- SHORT TASK
Output every entry exactly, from the first line to the last.

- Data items
** Start **
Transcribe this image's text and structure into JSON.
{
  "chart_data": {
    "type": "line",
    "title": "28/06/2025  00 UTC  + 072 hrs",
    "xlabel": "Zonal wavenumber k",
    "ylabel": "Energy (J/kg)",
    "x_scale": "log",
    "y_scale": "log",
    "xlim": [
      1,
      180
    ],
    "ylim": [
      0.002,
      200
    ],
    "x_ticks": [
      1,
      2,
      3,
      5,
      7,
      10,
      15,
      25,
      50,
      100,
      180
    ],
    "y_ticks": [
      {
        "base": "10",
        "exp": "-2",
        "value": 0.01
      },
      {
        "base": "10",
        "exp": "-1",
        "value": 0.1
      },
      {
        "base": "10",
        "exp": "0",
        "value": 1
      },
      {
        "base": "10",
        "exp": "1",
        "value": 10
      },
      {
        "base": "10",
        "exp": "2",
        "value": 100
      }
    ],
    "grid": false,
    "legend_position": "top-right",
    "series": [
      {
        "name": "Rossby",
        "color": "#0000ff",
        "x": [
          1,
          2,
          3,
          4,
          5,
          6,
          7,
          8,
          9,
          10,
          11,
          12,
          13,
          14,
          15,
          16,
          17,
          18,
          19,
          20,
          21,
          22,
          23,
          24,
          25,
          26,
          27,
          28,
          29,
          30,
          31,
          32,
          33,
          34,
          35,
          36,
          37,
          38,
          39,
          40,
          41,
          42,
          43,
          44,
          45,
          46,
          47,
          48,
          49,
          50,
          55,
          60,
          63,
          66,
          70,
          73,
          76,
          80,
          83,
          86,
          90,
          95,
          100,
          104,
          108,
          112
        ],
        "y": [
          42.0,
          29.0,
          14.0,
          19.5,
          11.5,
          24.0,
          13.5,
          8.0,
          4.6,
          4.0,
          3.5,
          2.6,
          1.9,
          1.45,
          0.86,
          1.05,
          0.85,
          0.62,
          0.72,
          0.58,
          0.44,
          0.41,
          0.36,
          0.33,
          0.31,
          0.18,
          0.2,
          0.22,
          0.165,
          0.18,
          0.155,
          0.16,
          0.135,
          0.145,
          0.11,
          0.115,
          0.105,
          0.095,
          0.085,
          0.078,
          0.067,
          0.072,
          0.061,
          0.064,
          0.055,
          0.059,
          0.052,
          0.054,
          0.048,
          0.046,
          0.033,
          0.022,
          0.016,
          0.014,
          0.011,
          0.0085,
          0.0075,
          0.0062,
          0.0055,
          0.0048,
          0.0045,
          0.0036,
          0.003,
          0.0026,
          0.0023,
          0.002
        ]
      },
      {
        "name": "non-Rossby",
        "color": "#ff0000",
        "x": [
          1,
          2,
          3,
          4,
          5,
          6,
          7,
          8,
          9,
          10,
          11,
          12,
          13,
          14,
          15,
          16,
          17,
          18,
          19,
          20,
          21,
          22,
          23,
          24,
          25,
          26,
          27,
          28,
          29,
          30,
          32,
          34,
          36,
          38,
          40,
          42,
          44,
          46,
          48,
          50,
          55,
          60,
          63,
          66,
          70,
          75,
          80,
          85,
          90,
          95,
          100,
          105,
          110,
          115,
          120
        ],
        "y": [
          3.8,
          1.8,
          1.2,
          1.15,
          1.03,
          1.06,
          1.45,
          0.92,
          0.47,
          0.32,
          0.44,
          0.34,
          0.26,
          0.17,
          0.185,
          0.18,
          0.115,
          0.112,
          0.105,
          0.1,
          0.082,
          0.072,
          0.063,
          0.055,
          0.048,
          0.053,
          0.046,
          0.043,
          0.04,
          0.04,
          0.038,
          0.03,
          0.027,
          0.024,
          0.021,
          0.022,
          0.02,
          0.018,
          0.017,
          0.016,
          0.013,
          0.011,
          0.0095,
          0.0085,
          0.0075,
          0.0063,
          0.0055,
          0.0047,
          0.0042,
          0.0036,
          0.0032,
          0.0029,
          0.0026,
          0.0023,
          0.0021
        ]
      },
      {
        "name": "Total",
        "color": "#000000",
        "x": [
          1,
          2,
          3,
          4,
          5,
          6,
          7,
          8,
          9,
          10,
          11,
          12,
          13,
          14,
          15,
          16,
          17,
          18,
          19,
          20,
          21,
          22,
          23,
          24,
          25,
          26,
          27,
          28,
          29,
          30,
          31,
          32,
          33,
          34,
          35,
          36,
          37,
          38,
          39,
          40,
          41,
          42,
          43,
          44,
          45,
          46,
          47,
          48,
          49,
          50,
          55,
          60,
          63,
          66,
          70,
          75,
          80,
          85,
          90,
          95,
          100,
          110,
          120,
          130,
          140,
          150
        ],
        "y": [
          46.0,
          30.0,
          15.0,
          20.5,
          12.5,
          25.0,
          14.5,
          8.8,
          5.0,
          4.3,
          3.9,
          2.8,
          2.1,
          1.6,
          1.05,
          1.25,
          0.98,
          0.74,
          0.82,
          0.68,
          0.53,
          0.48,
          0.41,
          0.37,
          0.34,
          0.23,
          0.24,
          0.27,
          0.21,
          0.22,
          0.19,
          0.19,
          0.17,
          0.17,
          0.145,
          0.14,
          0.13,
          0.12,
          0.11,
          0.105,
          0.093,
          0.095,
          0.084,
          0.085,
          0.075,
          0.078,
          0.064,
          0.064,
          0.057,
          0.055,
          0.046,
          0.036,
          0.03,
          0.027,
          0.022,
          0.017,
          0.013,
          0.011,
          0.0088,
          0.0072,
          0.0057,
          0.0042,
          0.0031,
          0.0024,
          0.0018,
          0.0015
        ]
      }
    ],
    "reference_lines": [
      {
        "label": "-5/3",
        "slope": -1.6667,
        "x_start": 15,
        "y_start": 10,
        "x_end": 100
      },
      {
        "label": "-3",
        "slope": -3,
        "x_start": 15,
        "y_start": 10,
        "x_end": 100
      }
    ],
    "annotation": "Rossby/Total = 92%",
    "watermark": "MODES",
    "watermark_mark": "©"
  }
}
** End **
- TASK RESPONSE
Transcribe this image's text and structure into JSON.
{
  "chart_data": {
    "type": "line",
    "title": "28/06/2025  00 UTC  + 072 hrs",
    "xlabel": "Zonal wavenumber k",
    "ylabel": "Energy (J/kg)",
    "x_scale": "log",
    "y_scale": "log",
    "xlim": [
      1,
      180
    ],
    "ylim": [
      0.002,
      200
    ],
    "x_ticks": [
      1,
      2,
      3,
      5,
      7,
      10,
      15,
      25,
      50,
      100,
      180
    ],
    "y_ticks": [
      {
        "base": "10",
        "exp": "-2",
        "value": 0.01
      },
      {
        "base": "10",
        "exp": "-1",
        "value": 0.1
      },
      {
        "base": "10",
        "exp": "0",
        "value": 1
      },
      {
        "base": "10",
        "exp": "1",
        "value": 10
      },
      {
        "base": "10",
        "exp": "2",
        "value": 100
      }
    ],
    "grid": false,
    "legend_position": "top-right",
    "series": [
      {
        "name": "Rossby",
        "color": "#0000ff",
        "x": [
          1,
          2,
          3,
          4,
          5,
          6,
          7,
          8,
          9,
          10,
          11,
          12,
          13,
          14,
          15,
          16,
          17,
          18,
          19,
          20,
          21,
          22,
          23,
          24,
          25,
          26,
          27,
          28,
          29,
          30,
          31,
          32,
          33,
          34,
          35,
          36,
          37,
          38,
          39,
          40,
          41,
          42,
          43,
          44,
          45,
          46,
          47,
          48,
          49,
          50,
          55,
          60,
          63,
          66,
          70,
          73,
          76,
          80,
          83,
          86,
          90,
          95,
          100,
          104,
          108,
          112
        ],
        "y": [
          42.0,
          29.0,
          14.0,
          19.5,
          11.5,
          24.0,
          13.5,
          8.0,
          4.6,
          4.0,
          3.5,
          2.6,
          1.9,
          1.45,
          0.86,
          1.05,
          0.85,
          0.62,
          0.72,
          0.58,
          0.44,
          0.41,
          0.36,
          0.33,
          0.31,
          0.18,
          0.2,
          0.22,
          0.165,
          0.18,
          0.155,
          0.16,
          0.135,
          0.145,
          0.11,
          0.115,
          0.105,
          0.095,
          0.085,
          0.078,
          0.067,
          0.072,
          0.061,
          0.064,
          0.055,
          0.059,
          0.052,
          0.054,
          0.048,
          0.046,
          0.033,
          0.022,
          0.016,
          0.014,
          0.011,
          0.0085,
          0.0075,
          0.0062,
          0.0055,
          0.0048,
          0.0045,
          0.0036,
          0.003,
          0.0026,
          0.0023,
          0.002
        ]
      },
      {
        "name": "non-Rossby",
        "color": "#ff0000",
        "x": [
          1,
          2,
          3,
          4,
          5,
          6,
          7,
          8,
          9,
          10,
          11,
          12,
          13,
          14,
          15,
          16,
          17,
          18,
          19,
          20,
          21,
          22,
          23,
          24,
          25,
          26,
          27,
          28,
          29,
          30,
          32,
          34,
          36,
          38,
          40,
          42,
          44,
          46,
          48,
          50,
          55,
          60,
          63,
          66,
          70,
          75,
          80,
          85,
          90,
          95,
          100,
          105,
          110,
          115,
          120
        ],
        "y": [
          3.8,
          1.8,
          1.2,
          1.15,
          1.03,
          1.06,
          1.45,
          0.92,
          0.47,
          0.32,
          0.44,
          0.34,
          0.26,
          0.17,
          0.185,
          0.18,
          0.115,
          0.112,
          0.105,
          0.1,
          0.082,
          0.072,
          0.063,
          0.055,
          0.048,
          0.053,
          0.046,
          0.043,
          0.04,
          0.04,
          0.038,
          0.03,
          0.027,
          0.024,
          0.021,
          0.022,
          0.02,
          0.018,
          0.017,
          0.016,
          0.013,
          0.011,
          0.0095,
          0.0085,
          0.0075,
          0.0063,
          0.0055,
          0.0047,
          0.0042,
          0.0036,
          0.0032,
          0.0029,
          0.0026,
          0.0023,
          0.0021
        ]
      },
      {
        "name": "Total",
        "color": "#000000",
        "x": [
          1,
          2,
          3,
          4,
          5,
          6,
          7,
          8,
          9,
          10,
          11,
          12,
          13,
          14,
          15,
          16,
          17,
          18,
          19,
          20,
          21,
          22,
          23,
          24,
          25,
          26,
          27,
          28,
          29,
          30,
          31,
          32,
          33,
          34,
          35,
          36,
          37,
          38,
          39,
          40,
          41,
          42,
          43,
          44,
          45,
          46,
          47,
          48,
          49,
          50,
          55,
          60,
          63,
          66,
          70,
          75,
          80,
          85,
          90,
          95,
          100,
          110,
          120,
          130,
          140,
          150
        ],
        "y": [
          46.0,
          30.0,
          15.0,
          20.5,
          12.5,
          25.0,
          14.5,
          8.8,
          5.0,
          4.3,
          3.9,
          2.8,
          2.1,
          1.6,
          1.05,
          1.25,
          0.98,
          0.74,
          0.82,
          0.68,
          0.53,
          0.48,
          0.41,
          0.37,
          0.34,
          0.23,
          0.24,
          0.27,
          0.21,
          0.22,
          0.19,
          0.19,
          0.17,
          0.17,
          0.145,
          0.14,
          0.13,
          0.12,
          0.11,
          0.105,
          0.093,
          0.095,
          0.084,
          0.085,
          0.075,
          0.078,
          0.064,
          0.064,
          0.057,
          0.055,
          0.046,
          0.036,
          0.03,
          0.027,
          0.022,
          0.017,
          0.013,
          0.011,
          0.0088,
          0.0072,
          0.0057,
          0.0042,
          0.0031,
          0.0024,
          0.0018,
          0.0015
        ]
      }
    ],
    "reference_lines": [
      {
        "label": "-5/3",
        "slope": -1.6667,
        "x_start": 15,
        "y_start": 10,
        "x_end": 100
      },
      {
        "label": "-3",
        "slope": -3,
        "x_start": 15,
        "y_start": 10,
        "x_end": 100
      }
    ],
    "annotation": "Rossby/Total = 92%",
    "watermark": "MODES",
    "watermark_mark": "©"
  }
}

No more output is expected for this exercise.